▶ **Written exercise**
From the entries below, copy every line holding the word "Read".

▶ **Provided records**

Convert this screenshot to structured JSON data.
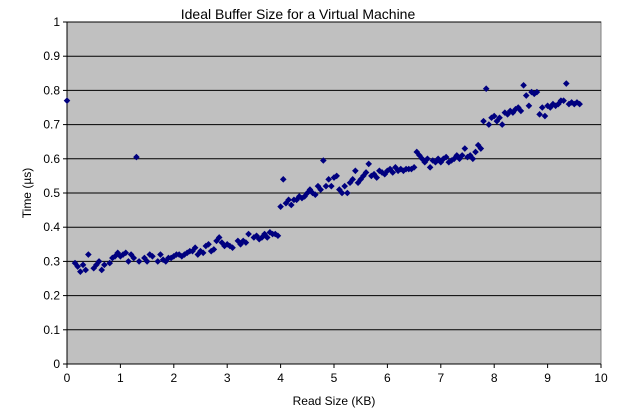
{
  "chart_data": {
    "type": "scatter",
    "title": "Ideal Buffer Size for a Virtual Machine",
    "xlabel": "Read Size (KB)",
    "ylabel": "Time (µs)",
    "xlim": [
      0,
      10
    ],
    "ylim": [
      0,
      1
    ],
    "xticks": [
      "0",
      "1",
      "2",
      "3",
      "4",
      "5",
      "6",
      "7",
      "8",
      "9",
      "10"
    ],
    "yticks": [
      "0",
      "0.1",
      "0.2",
      "0.3",
      "0.4",
      "0.5",
      "0.6",
      "0.7",
      "0.8",
      "0.9",
      "1"
    ],
    "grid": "horizontal",
    "colors": {
      "plot_bg": "#c0c0c0",
      "marker": "#00007f",
      "grid": "#000000"
    },
    "points": [
      [
        0.0,
        0.77
      ],
      [
        0.15,
        0.295
      ],
      [
        0.2,
        0.285
      ],
      [
        0.25,
        0.27
      ],
      [
        0.3,
        0.29
      ],
      [
        0.35,
        0.275
      ],
      [
        0.4,
        0.32
      ],
      [
        0.5,
        0.28
      ],
      [
        0.55,
        0.29
      ],
      [
        0.6,
        0.3
      ],
      [
        0.65,
        0.275
      ],
      [
        0.7,
        0.29
      ],
      [
        0.8,
        0.295
      ],
      [
        0.85,
        0.31
      ],
      [
        0.9,
        0.315
      ],
      [
        0.95,
        0.325
      ],
      [
        1.0,
        0.315
      ],
      [
        1.05,
        0.32
      ],
      [
        1.1,
        0.325
      ],
      [
        1.15,
        0.3
      ],
      [
        1.2,
        0.32
      ],
      [
        1.25,
        0.31
      ],
      [
        1.3,
        0.605
      ],
      [
        1.35,
        0.3
      ],
      [
        1.45,
        0.31
      ],
      [
        1.5,
        0.3
      ],
      [
        1.55,
        0.32
      ],
      [
        1.6,
        0.315
      ],
      [
        1.7,
        0.3
      ],
      [
        1.75,
        0.32
      ],
      [
        1.8,
        0.305
      ],
      [
        1.85,
        0.3
      ],
      [
        1.9,
        0.31
      ],
      [
        1.95,
        0.31
      ],
      [
        2.0,
        0.315
      ],
      [
        2.05,
        0.32
      ],
      [
        2.1,
        0.32
      ],
      [
        2.15,
        0.315
      ],
      [
        2.2,
        0.32
      ],
      [
        2.25,
        0.325
      ],
      [
        2.3,
        0.33
      ],
      [
        2.35,
        0.33
      ],
      [
        2.4,
        0.34
      ],
      [
        2.45,
        0.32
      ],
      [
        2.5,
        0.33
      ],
      [
        2.55,
        0.325
      ],
      [
        2.6,
        0.345
      ],
      [
        2.65,
        0.35
      ],
      [
        2.7,
        0.33
      ],
      [
        2.75,
        0.335
      ],
      [
        2.8,
        0.36
      ],
      [
        2.85,
        0.37
      ],
      [
        2.9,
        0.355
      ],
      [
        2.95,
        0.345
      ],
      [
        3.0,
        0.35
      ],
      [
        3.05,
        0.345
      ],
      [
        3.1,
        0.34
      ],
      [
        3.2,
        0.36
      ],
      [
        3.25,
        0.35
      ],
      [
        3.3,
        0.36
      ],
      [
        3.35,
        0.355
      ],
      [
        3.4,
        0.38
      ],
      [
        3.5,
        0.37
      ],
      [
        3.55,
        0.375
      ],
      [
        3.6,
        0.365
      ],
      [
        3.65,
        0.37
      ],
      [
        3.7,
        0.38
      ],
      [
        3.75,
        0.37
      ],
      [
        3.8,
        0.385
      ],
      [
        3.85,
        0.38
      ],
      [
        3.9,
        0.38
      ],
      [
        3.95,
        0.375
      ],
      [
        4.0,
        0.46
      ],
      [
        4.05,
        0.54
      ],
      [
        4.1,
        0.47
      ],
      [
        4.15,
        0.48
      ],
      [
        4.2,
        0.465
      ],
      [
        4.25,
        0.48
      ],
      [
        4.3,
        0.48
      ],
      [
        4.35,
        0.49
      ],
      [
        4.4,
        0.485
      ],
      [
        4.45,
        0.49
      ],
      [
        4.5,
        0.5
      ],
      [
        4.55,
        0.51
      ],
      [
        4.6,
        0.5
      ],
      [
        4.65,
        0.495
      ],
      [
        4.7,
        0.52
      ],
      [
        4.75,
        0.51
      ],
      [
        4.8,
        0.595
      ],
      [
        4.85,
        0.52
      ],
      [
        4.9,
        0.54
      ],
      [
        4.95,
        0.52
      ],
      [
        5.0,
        0.545
      ],
      [
        5.05,
        0.55
      ],
      [
        5.1,
        0.51
      ],
      [
        5.15,
        0.5
      ],
      [
        5.2,
        0.52
      ],
      [
        5.25,
        0.5
      ],
      [
        5.3,
        0.53
      ],
      [
        5.35,
        0.54
      ],
      [
        5.4,
        0.565
      ],
      [
        5.45,
        0.53
      ],
      [
        5.5,
        0.54
      ],
      [
        5.55,
        0.55
      ],
      [
        5.6,
        0.56
      ],
      [
        5.65,
        0.585
      ],
      [
        5.7,
        0.55
      ],
      [
        5.75,
        0.555
      ],
      [
        5.8,
        0.545
      ],
      [
        5.85,
        0.565
      ],
      [
        5.9,
        0.56
      ],
      [
        5.95,
        0.555
      ],
      [
        6.0,
        0.565
      ],
      [
        6.05,
        0.57
      ],
      [
        6.1,
        0.56
      ],
      [
        6.15,
        0.575
      ],
      [
        6.2,
        0.565
      ],
      [
        6.25,
        0.57
      ],
      [
        6.3,
        0.565
      ],
      [
        6.35,
        0.57
      ],
      [
        6.4,
        0.57
      ],
      [
        6.45,
        0.57
      ],
      [
        6.5,
        0.575
      ],
      [
        6.55,
        0.62
      ],
      [
        6.6,
        0.61
      ],
      [
        6.65,
        0.6
      ],
      [
        6.7,
        0.59
      ],
      [
        6.75,
        0.6
      ],
      [
        6.8,
        0.575
      ],
      [
        6.85,
        0.595
      ],
      [
        6.9,
        0.59
      ],
      [
        6.95,
        0.6
      ],
      [
        7.0,
        0.59
      ],
      [
        7.05,
        0.6
      ],
      [
        7.1,
        0.605
      ],
      [
        7.15,
        0.59
      ],
      [
        7.2,
        0.595
      ],
      [
        7.25,
        0.6
      ],
      [
        7.3,
        0.61
      ],
      [
        7.35,
        0.6
      ],
      [
        7.4,
        0.61
      ],
      [
        7.45,
        0.63
      ],
      [
        7.5,
        0.605
      ],
      [
        7.55,
        0.61
      ],
      [
        7.6,
        0.6
      ],
      [
        7.65,
        0.62
      ],
      [
        7.7,
        0.64
      ],
      [
        7.75,
        0.63
      ],
      [
        7.8,
        0.71
      ],
      [
        7.85,
        0.805
      ],
      [
        7.9,
        0.7
      ],
      [
        7.95,
        0.72
      ],
      [
        8.0,
        0.725
      ],
      [
        8.05,
        0.71
      ],
      [
        8.1,
        0.72
      ],
      [
        8.15,
        0.7
      ],
      [
        8.2,
        0.735
      ],
      [
        8.25,
        0.73
      ],
      [
        8.3,
        0.74
      ],
      [
        8.35,
        0.735
      ],
      [
        8.4,
        0.745
      ],
      [
        8.45,
        0.75
      ],
      [
        8.5,
        0.74
      ],
      [
        8.55,
        0.815
      ],
      [
        8.6,
        0.785
      ],
      [
        8.65,
        0.755
      ],
      [
        8.7,
        0.795
      ],
      [
        8.75,
        0.79
      ],
      [
        8.8,
        0.795
      ],
      [
        8.85,
        0.73
      ],
      [
        8.9,
        0.75
      ],
      [
        8.95,
        0.725
      ],
      [
        9.0,
        0.755
      ],
      [
        9.05,
        0.75
      ],
      [
        9.1,
        0.76
      ],
      [
        9.15,
        0.755
      ],
      [
        9.2,
        0.76
      ],
      [
        9.25,
        0.77
      ],
      [
        9.3,
        0.77
      ],
      [
        9.35,
        0.82
      ],
      [
        9.4,
        0.76
      ],
      [
        9.45,
        0.765
      ],
      [
        9.5,
        0.76
      ],
      [
        9.55,
        0.765
      ],
      [
        9.6,
        0.76
      ]
    ]
  }
}
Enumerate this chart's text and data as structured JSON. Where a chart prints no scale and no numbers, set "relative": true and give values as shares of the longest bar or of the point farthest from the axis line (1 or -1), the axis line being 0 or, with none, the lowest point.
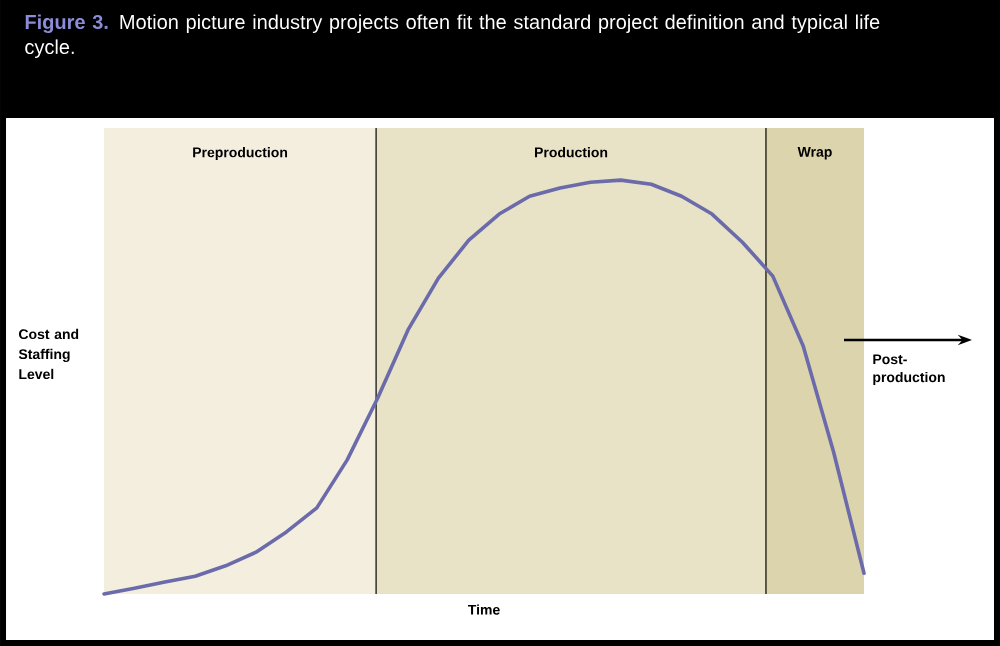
{
  "chart_data": {
    "type": "line",
    "title": "**Figure 3.** Motion picture industry projects often fit the standard project definition and typical life cycle.",
    "xlabel": "Time",
    "ylabel": "Cost and Staffing Level",
    "relative": true,
    "line_style": "solid",
    "categories": [
      null,
      null,
      null,
      null,
      null,
      null,
      null,
      null,
      null,
      null,
      null,
      null,
      null,
      null,
      null,
      null,
      null,
      null,
      null,
      null,
      null,
      null,
      null,
      null,
      null,
      null
    ],
    "series": [
      {
        "color": "#6b6bab",
        "values": [
          0,
          0.014,
          0.029,
          0.043,
          0.068,
          0.101,
          0.15,
          0.208,
          0.324,
          0.473,
          0.638,
          0.763,
          0.855,
          0.918,
          0.961,
          0.981,
          0.995,
          1,
          0.99,
          0.961,
          0.918,
          0.85,
          0.768,
          0.599,
          0.343,
          0.05
        ]
      }
    ],
    "annotations": [
      "Preproduction",
      "Production",
      "Wrap",
      "Post-production"
    ]
  }
}
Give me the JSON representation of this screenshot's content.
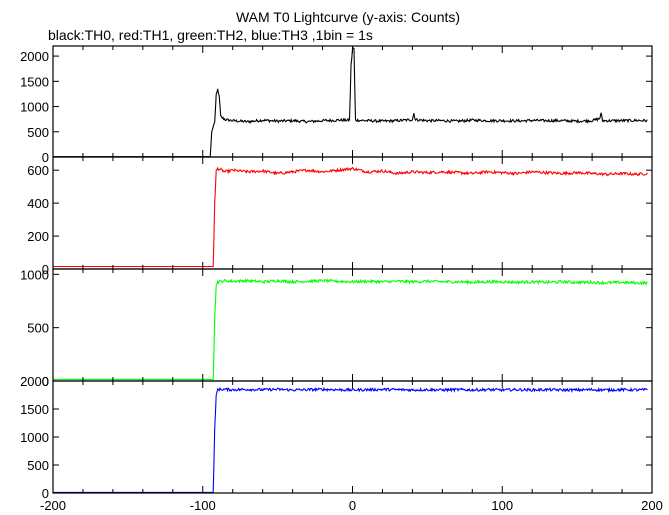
{
  "chart_data": {
    "type": "line",
    "title": "WAM T0 Lightcurve (y-axis: Counts)",
    "subtitle": "black:TH0, red:TH1, green:TH2, blue:TH3 ,1bin = 1s",
    "xlabel": "",
    "ylabel": "",
    "xlim": [
      -200,
      200
    ],
    "x_ticks": [
      -200,
      -100,
      0,
      100,
      200
    ],
    "grid": false,
    "panels": [
      {
        "name": "TH0",
        "color": "#000000",
        "ylim": [
          0,
          2200
        ],
        "y_ticks": [
          0,
          500,
          1000,
          1500,
          2000
        ],
        "points": [
          [
            -200,
            5
          ],
          [
            -150,
            5
          ],
          [
            -95,
            5
          ],
          [
            -94,
            500
          ],
          [
            -92,
            700
          ],
          [
            -91,
            1220
          ],
          [
            -90,
            1340
          ],
          [
            -89,
            1200
          ],
          [
            -88,
            800
          ],
          [
            -85,
            740
          ],
          [
            -80,
            720
          ],
          [
            -70,
            700
          ],
          [
            -60,
            730
          ],
          [
            -50,
            710
          ],
          [
            -40,
            720
          ],
          [
            -30,
            700
          ],
          [
            -20,
            720
          ],
          [
            -10,
            730
          ],
          [
            -2,
            730
          ],
          [
            -1,
            1800
          ],
          [
            0,
            2150
          ],
          [
            1,
            2150
          ],
          [
            2,
            730
          ],
          [
            10,
            720
          ],
          [
            20,
            710
          ],
          [
            30,
            720
          ],
          [
            40,
            740
          ],
          [
            41,
            870
          ],
          [
            42,
            740
          ],
          [
            50,
            720
          ],
          [
            60,
            720
          ],
          [
            70,
            710
          ],
          [
            80,
            730
          ],
          [
            90,
            720
          ],
          [
            100,
            720
          ],
          [
            110,
            715
          ],
          [
            120,
            725
          ],
          [
            130,
            720
          ],
          [
            140,
            720
          ],
          [
            150,
            710
          ],
          [
            160,
            720
          ],
          [
            165,
            760
          ],
          [
            166,
            860
          ],
          [
            167,
            720
          ],
          [
            180,
            720
          ],
          [
            190,
            725
          ],
          [
            197,
            720
          ]
        ]
      },
      {
        "name": "TH1",
        "color": "#ff0000",
        "ylim": [
          0,
          680
        ],
        "y_ticks": [
          0,
          200,
          400,
          600
        ],
        "points": [
          [
            -200,
            15
          ],
          [
            -150,
            15
          ],
          [
            -93,
            15
          ],
          [
            -92,
            400
          ],
          [
            -91,
            600
          ],
          [
            -90,
            610
          ],
          [
            -85,
            590
          ],
          [
            -80,
            600
          ],
          [
            -70,
            590
          ],
          [
            -60,
            595
          ],
          [
            -50,
            580
          ],
          [
            -40,
            590
          ],
          [
            -30,
            600
          ],
          [
            -20,
            590
          ],
          [
            -10,
            600
          ],
          [
            0,
            610
          ],
          [
            10,
            590
          ],
          [
            20,
            595
          ],
          [
            30,
            580
          ],
          [
            40,
            590
          ],
          [
            50,
            585
          ],
          [
            60,
            590
          ],
          [
            70,
            585
          ],
          [
            80,
            580
          ],
          [
            90,
            590
          ],
          [
            100,
            585
          ],
          [
            110,
            580
          ],
          [
            120,
            590
          ],
          [
            130,
            585
          ],
          [
            140,
            580
          ],
          [
            150,
            585
          ],
          [
            160,
            580
          ],
          [
            170,
            575
          ],
          [
            180,
            580
          ],
          [
            190,
            575
          ],
          [
            197,
            580
          ]
        ]
      },
      {
        "name": "TH2",
        "color": "#00ff00",
        "ylim": [
          0,
          1050
        ],
        "y_ticks": [
          0,
          500,
          1000
        ],
        "points": [
          [
            -200,
            15
          ],
          [
            -150,
            15
          ],
          [
            -93,
            15
          ],
          [
            -92,
            600
          ],
          [
            -91,
            900
          ],
          [
            -90,
            930
          ],
          [
            -85,
            940
          ],
          [
            -80,
            935
          ],
          [
            -70,
            940
          ],
          [
            -60,
            930
          ],
          [
            -50,
            940
          ],
          [
            -40,
            930
          ],
          [
            -30,
            935
          ],
          [
            -20,
            940
          ],
          [
            -10,
            935
          ],
          [
            0,
            930
          ],
          [
            10,
            935
          ],
          [
            20,
            930
          ],
          [
            30,
            935
          ],
          [
            40,
            930
          ],
          [
            50,
            935
          ],
          [
            60,
            930
          ],
          [
            70,
            930
          ],
          [
            80,
            925
          ],
          [
            90,
            930
          ],
          [
            100,
            930
          ],
          [
            110,
            925
          ],
          [
            120,
            930
          ],
          [
            130,
            925
          ],
          [
            140,
            930
          ],
          [
            150,
            925
          ],
          [
            160,
            925
          ],
          [
            170,
            920
          ],
          [
            180,
            925
          ],
          [
            190,
            920
          ],
          [
            197,
            920
          ]
        ]
      },
      {
        "name": "TH3",
        "color": "#0000ff",
        "ylim": [
          0,
          2000
        ],
        "y_ticks": [
          0,
          500,
          1000,
          1500,
          2000
        ],
        "points": [
          [
            -200,
            10
          ],
          [
            -150,
            10
          ],
          [
            -93,
            10
          ],
          [
            -92,
            1150
          ],
          [
            -91,
            1750
          ],
          [
            -90,
            1850
          ],
          [
            -85,
            1850
          ],
          [
            -80,
            1845
          ],
          [
            -70,
            1850
          ],
          [
            -60,
            1845
          ],
          [
            -50,
            1850
          ],
          [
            -40,
            1840
          ],
          [
            -30,
            1845
          ],
          [
            -20,
            1850
          ],
          [
            -10,
            1845
          ],
          [
            0,
            1840
          ],
          [
            10,
            1845
          ],
          [
            20,
            1850
          ],
          [
            30,
            1845
          ],
          [
            40,
            1840
          ],
          [
            50,
            1845
          ],
          [
            60,
            1840
          ],
          [
            70,
            1845
          ],
          [
            80,
            1840
          ],
          [
            90,
            1845
          ],
          [
            100,
            1840
          ],
          [
            110,
            1845
          ],
          [
            120,
            1840
          ],
          [
            130,
            1845
          ],
          [
            140,
            1840
          ],
          [
            150,
            1840
          ],
          [
            160,
            1845
          ],
          [
            170,
            1840
          ],
          [
            180,
            1845
          ],
          [
            190,
            1840
          ],
          [
            197,
            1845
          ]
        ]
      }
    ]
  }
}
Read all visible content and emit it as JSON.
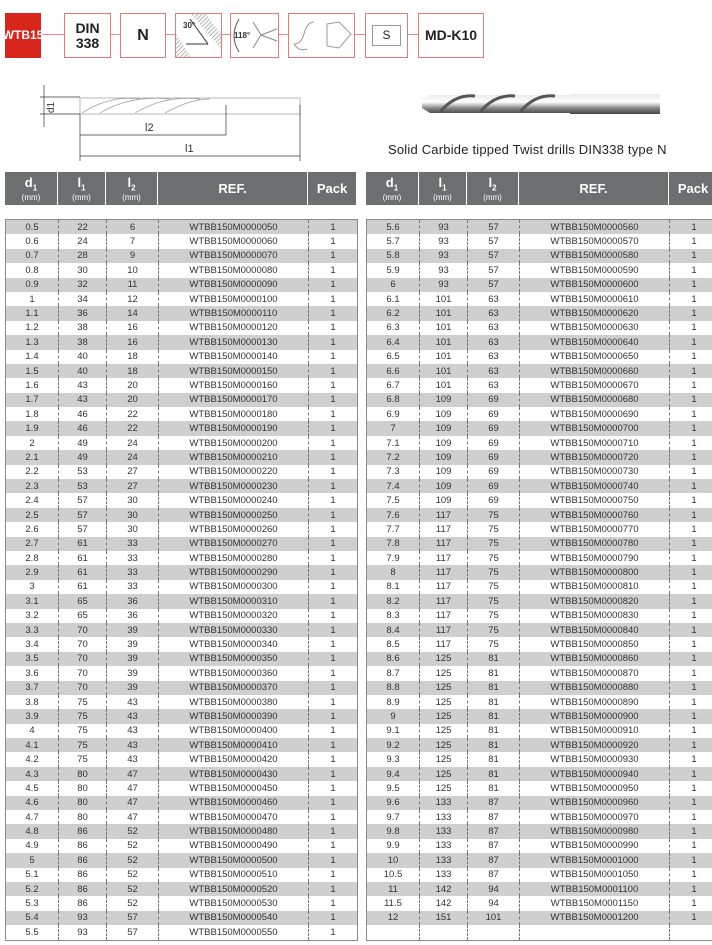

▶ **Result for this exercise**
    "xlabel": "Read Size (KB)",
Read all visible content and emit it as JSON.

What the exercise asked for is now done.